» DIRECTIONS FOR THIS TASK: Provide an exact copy of the data, excluding the images.

----- MATERIAL PROVIDED

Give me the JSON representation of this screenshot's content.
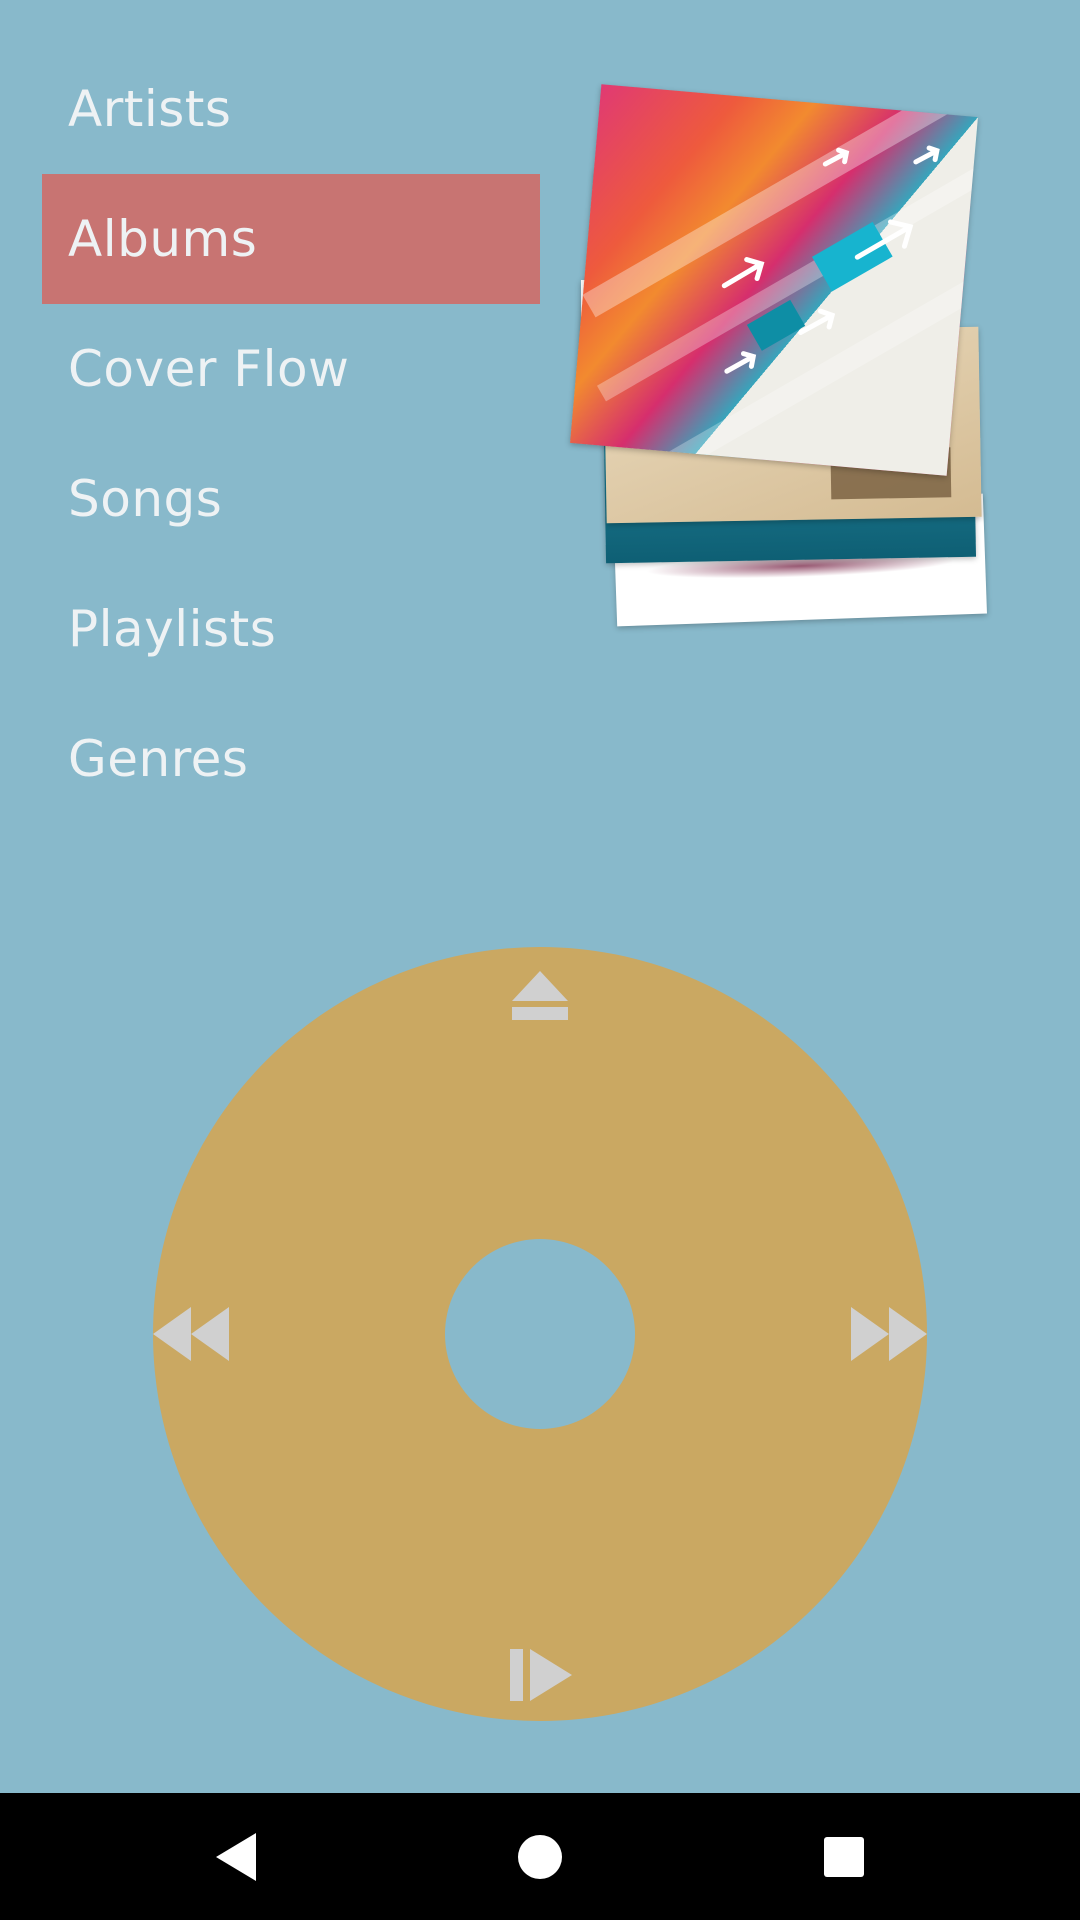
{
  "menu": {
    "items": [
      {
        "label": "Artists",
        "selected": false
      },
      {
        "label": "Albums",
        "selected": true
      },
      {
        "label": "Cover Flow",
        "selected": false
      },
      {
        "label": "Songs",
        "selected": false
      },
      {
        "label": "Playlists",
        "selected": false
      },
      {
        "label": "Genres",
        "selected": false
      }
    ]
  },
  "wheel": {
    "top_icon": "eject-icon",
    "left_icon": "rewind-icon",
    "right_icon": "fast-forward-icon",
    "bottom_icon": "play-pause-icon"
  },
  "navbar": {
    "back_icon": "back-icon",
    "home_icon": "home-icon",
    "recents_icon": "recents-icon"
  },
  "colors": {
    "background": "#88b9cb",
    "selected": "#c87472",
    "wheel": "#caa862",
    "text": "#eef2f4",
    "icon": "#d0d0d0"
  }
}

----------

» RESULT:
Give me the JSON representation of this screenshot's content.
{
  "menu": {
    "items": [
      {
        "label": "Artists",
        "selected": false
      },
      {
        "label": "Albums",
        "selected": true
      },
      {
        "label": "Cover Flow",
        "selected": false
      },
      {
        "label": "Songs",
        "selected": false
      },
      {
        "label": "Playlists",
        "selected": false
      },
      {
        "label": "Genres",
        "selected": false
      }
    ]
  },
  "wheel": {
    "top_icon": "eject-icon",
    "left_icon": "rewind-icon",
    "right_icon": "fast-forward-icon",
    "bottom_icon": "play-pause-icon"
  },
  "navbar": {
    "back_icon": "back-icon",
    "home_icon": "home-icon",
    "recents_icon": "recents-icon"
  },
  "colors": {
    "background": "#88b9cb",
    "selected": "#c87472",
    "wheel": "#caa862",
    "text": "#eef2f4",
    "icon": "#d0d0d0"
  }
}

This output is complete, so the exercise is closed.